> [Record excerpts]
....

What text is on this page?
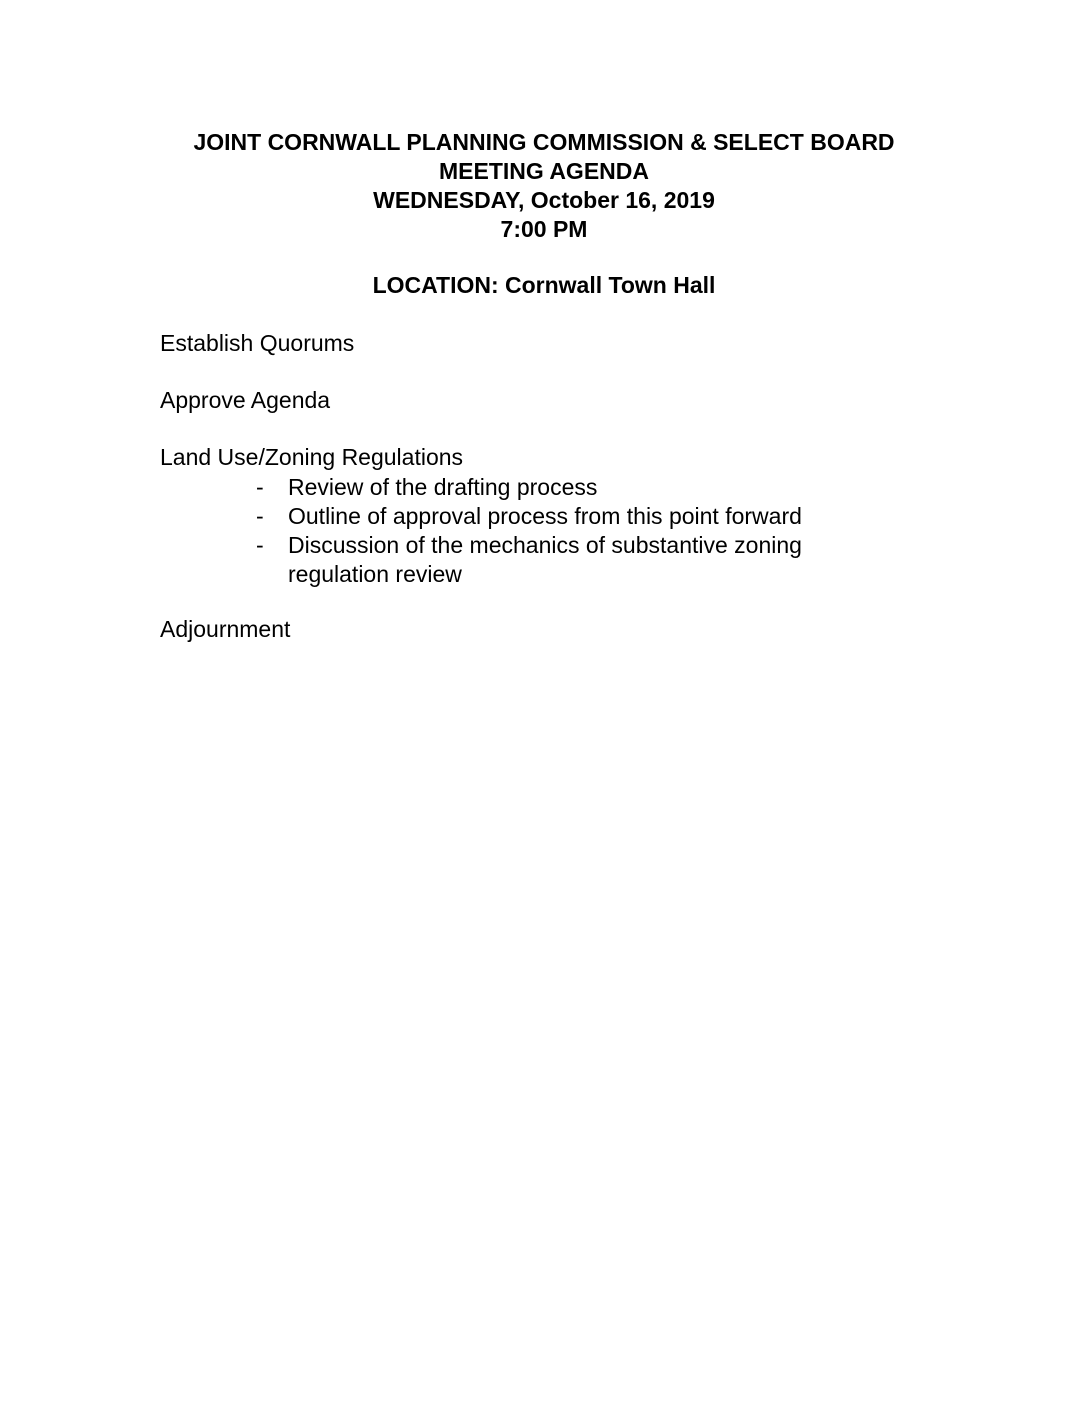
JOINT CORNWALL PLANNING COMMISSION & SELECT BOARD
MEETING AGENDA
WEDNESDAY, October 16, 2019
7:00 PM
LOCATION: Cornwall Town Hall
Establish Quorums
Approve Agenda
Land Use/Zoning Regulations
- Review of the drafting process
- Outline of approval process from this point forward
- Discussion of the mechanics of substantive zoning regulation review
Adjournment
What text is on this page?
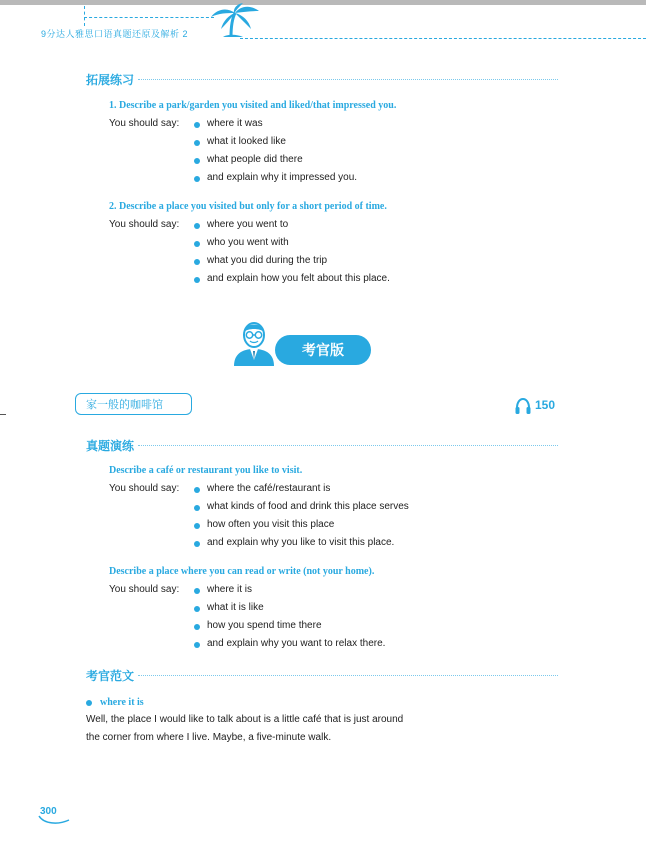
9分达人雅思口语真题还原及解析 2
拓展练习
1. Describe a park/garden you visited and liked/that impressed you.
You should say:	where it was
what it looked like
what people did there
and explain why it impressed you.
2. Describe a place you visited but only for a short period of time.
You should say:	where you went to
who you went with
what you did during the trip
and explain how you felt about this place.
考官版
家一般的咖啡馆	150
真题演练
Describe a café or restaurant you like to visit.
You should say:	where the café/restaurant is
what kinds of food and drink this place serves
how often you visit this place
and explain why you like to visit this place.
Describe a place where you can read or write (not your home).
You should say:	where it is
what it is like
how you spend time there
and explain why you want to relax there.
考官范文
where it is
Well, the place I would like to talk about is a little café that is just around
the corner from where I live. Maybe, a five-minute walk.
300
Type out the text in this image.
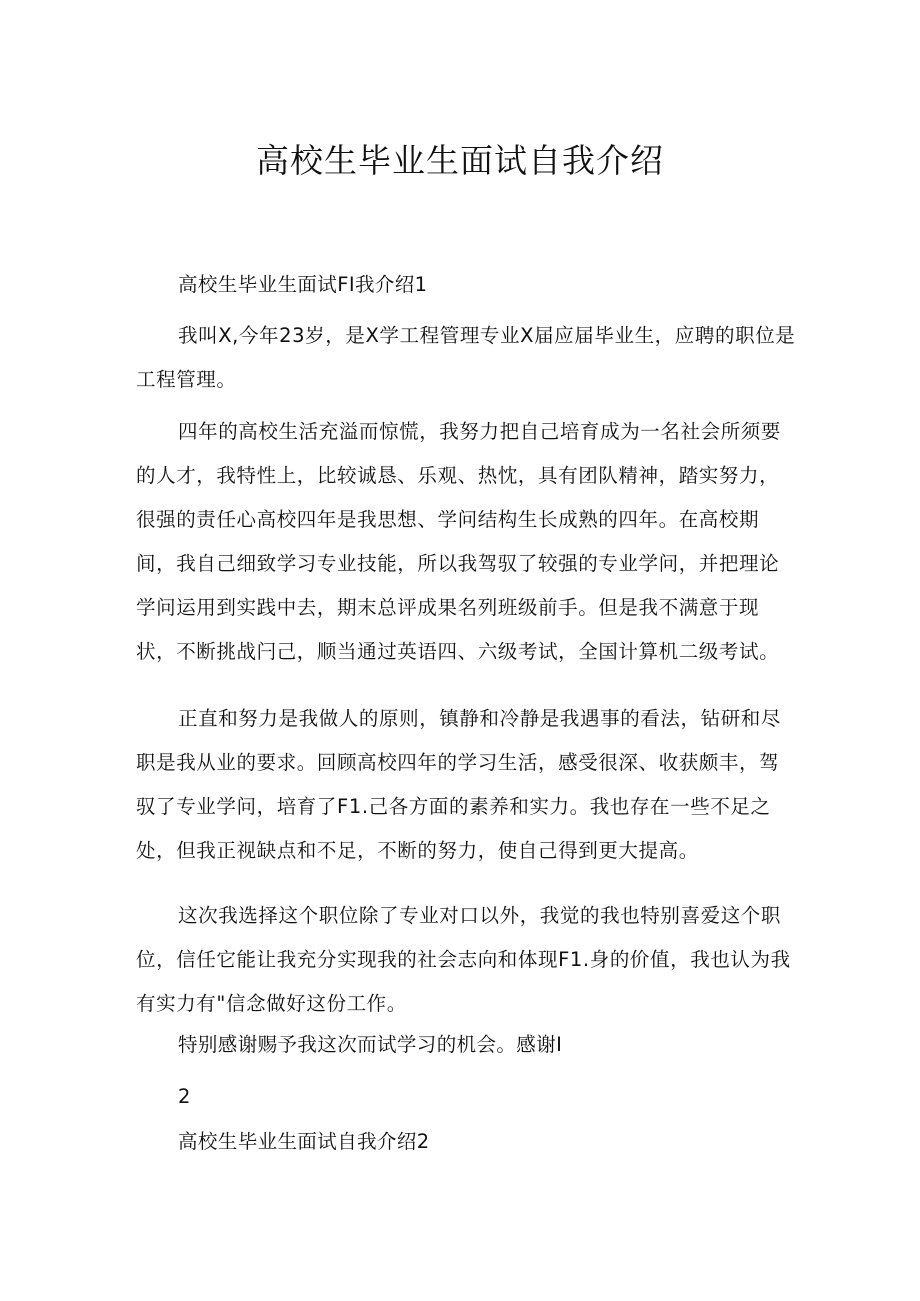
高校生毕业生面试自我介绍

高校生毕业生面试FI我介绍1

我叫X,今年23岁，是X学工程管理专业X届应届毕业生，应聘的职位是工程管理。

四年的高校生活充溢而惊慌，我努力把自己培育成为一名社会所须要的人才，我特性上，比较诚恳、乐观、热忱，具有团队精神，踏实努力，很强的责任心高校四年是我思想、学问结构生长成熟的四年。在高校期间，我自己细致学习专业技能，所以我驾驭了较强的专业学问，并把理论学问运用到实践中去，期末总评成果名列班级前手。但是我不满意于现状，不断挑战闩己，顺当通过英语四、六级考试，全国计算机二级考试。

正直和努力是我做人的原则，镇静和冷静是我遇事的看法，钻研和尽职是我从业的要求。回顾高校四年的学习生活，感受很深、收获颇丰，驾驭了专业学问，培育了F1.己各方面的素养和实力。我也存在一些不足之处，但我正视缺点和不足，不断的努力，使自己得到更大提高。

这次我选择这个职位除了专业对口以外，我觉的我也特别喜爱这个职位，信任它能让我充分实现我的社会志向和体现F1.身的价值，我也认为我有实力有"信念做好这份工作。

特别感谢赐予我这次而试学习的机会。感谢I

2

高校生毕业生面试自我介绍2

....

Make a word-for-word copy of the entries, without any pictures.

What text is on this page?
JOINT CORNWALL PLANNING COMMISSION & SELECT BOARD
MEETING AGENDA
WEDNESDAY, October 16, 2019
7:00 PM
LOCATION: Cornwall Town Hall
Establish Quorums
Approve Agenda
Land Use/Zoning Regulations
- Review of the drafting process
- Outline of approval process from this point forward
- Discussion of the mechanics of substantive zoning regulation review
Adjournment
What text is on this page?
9分达人雅思口语真题还原及解析 2
拓展练习
1. Describe a park/garden you visited and liked/that impressed you.
You should say:	where it was
what it looked like
what people did there
and explain why it impressed you.
2. Describe a place you visited but only for a short period of time.
You should say:	where you went to
who you went with
what you did during the trip
and explain how you felt about this place.
考官版
家一般的咖啡馆	150
真题演练
Describe a café or restaurant you like to visit.
You should say:	where the café/restaurant is
what kinds of food and drink this place serves
how often you visit this place
and explain why you like to visit this place.
Describe a place where you can read or write (not your home).
You should say:	where it is
what it is like
how you spend time there
and explain why you want to relax there.
考官范文
where it is
Well, the place I would like to talk about is a little café that is just around
the corner from where I live. Maybe, a five-minute walk.
300
Type out the text in this image.
高校生毕业生面试自我介绍

高校生毕业生面试FI我介绍1

我叫X,今年23岁，是X学工程管理专业X届应届毕业生，应聘的职位是工程管理。

四年的高校生活充溢而惊慌，我努力把自己培育成为一名社会所须要的人才，我特性上，比较诚恳、乐观、热忱，具有团队精神，踏实努力，很强的责任心高校四年是我思想、学问结构生长成熟的四年。在高校期间，我自己细致学习专业技能，所以我驾驭了较强的专业学问，并把理论学问运用到实践中去，期末总评成果名列班级前手。但是我不满意于现状，不断挑战闩己，顺当通过英语四、六级考试，全国计算机二级考试。

正直和努力是我做人的原则，镇静和冷静是我遇事的看法，钻研和尽职是我从业的要求。回顾高校四年的学习生活，感受很深、收获颇丰，驾驭了专业学问，培育了F1.己各方面的素养和实力。我也存在一些不足之处，但我正视缺点和不足，不断的努力，使自己得到更大提高。

这次我选择这个职位除了专业对口以外，我觉的我也特别喜爱这个职位，信任它能让我充分实现我的社会志向和体现F1.身的价值，我也认为我有实力有"信念做好这份工作。

特别感谢赐予我这次而试学习的机会。感谢I

2

高校生毕业生面试自我介绍2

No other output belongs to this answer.